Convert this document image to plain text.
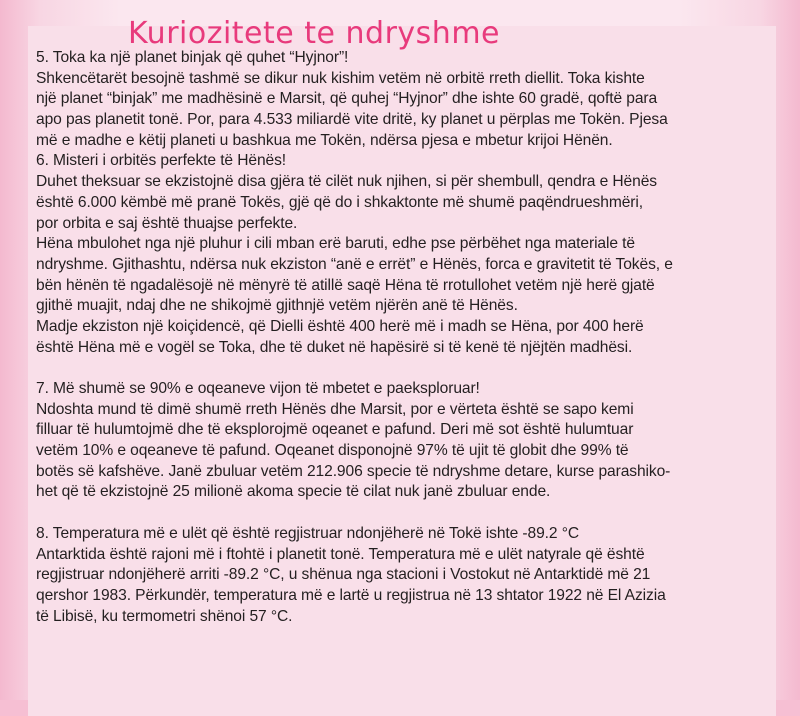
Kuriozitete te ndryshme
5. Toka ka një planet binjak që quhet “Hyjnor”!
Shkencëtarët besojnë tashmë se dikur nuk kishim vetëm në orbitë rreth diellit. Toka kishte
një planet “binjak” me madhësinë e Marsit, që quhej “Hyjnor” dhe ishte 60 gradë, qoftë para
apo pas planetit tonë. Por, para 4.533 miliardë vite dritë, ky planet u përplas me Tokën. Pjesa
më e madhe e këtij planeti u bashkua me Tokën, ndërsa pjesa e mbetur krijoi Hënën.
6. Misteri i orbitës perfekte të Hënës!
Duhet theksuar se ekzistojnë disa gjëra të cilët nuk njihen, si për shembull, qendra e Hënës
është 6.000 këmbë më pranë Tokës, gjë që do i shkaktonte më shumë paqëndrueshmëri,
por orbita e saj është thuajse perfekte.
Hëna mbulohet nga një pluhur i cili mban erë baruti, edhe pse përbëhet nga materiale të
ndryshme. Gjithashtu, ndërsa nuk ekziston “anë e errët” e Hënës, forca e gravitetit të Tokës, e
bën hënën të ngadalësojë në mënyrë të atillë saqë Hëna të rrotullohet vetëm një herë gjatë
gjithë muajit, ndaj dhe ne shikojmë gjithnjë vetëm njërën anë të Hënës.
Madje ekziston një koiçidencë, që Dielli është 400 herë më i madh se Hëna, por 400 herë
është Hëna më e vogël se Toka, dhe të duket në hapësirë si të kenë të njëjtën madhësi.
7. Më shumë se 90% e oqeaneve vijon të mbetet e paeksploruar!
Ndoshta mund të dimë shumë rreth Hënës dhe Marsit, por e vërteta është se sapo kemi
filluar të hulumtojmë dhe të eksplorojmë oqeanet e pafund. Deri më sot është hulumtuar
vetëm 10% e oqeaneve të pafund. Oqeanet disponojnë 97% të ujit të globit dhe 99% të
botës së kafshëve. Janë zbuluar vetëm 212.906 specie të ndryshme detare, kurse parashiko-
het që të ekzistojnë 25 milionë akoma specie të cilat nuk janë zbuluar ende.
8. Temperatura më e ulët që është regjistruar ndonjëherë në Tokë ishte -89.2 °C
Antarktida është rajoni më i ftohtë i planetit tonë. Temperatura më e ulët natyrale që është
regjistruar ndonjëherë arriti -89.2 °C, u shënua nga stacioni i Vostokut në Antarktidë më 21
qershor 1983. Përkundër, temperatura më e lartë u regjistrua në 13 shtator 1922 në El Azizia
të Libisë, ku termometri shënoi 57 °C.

**Task prompt**.
Copy out every line from the data above that has "ulët" in it.

**Exercise result**.
8. Temperatura më e ulët që është regjistruar ndonjëherë në Tokë ishte -89.2 °C
Antarktida është rajoni më i ftohtë i planetit tonë. Temperatura më e ulët natyrale që është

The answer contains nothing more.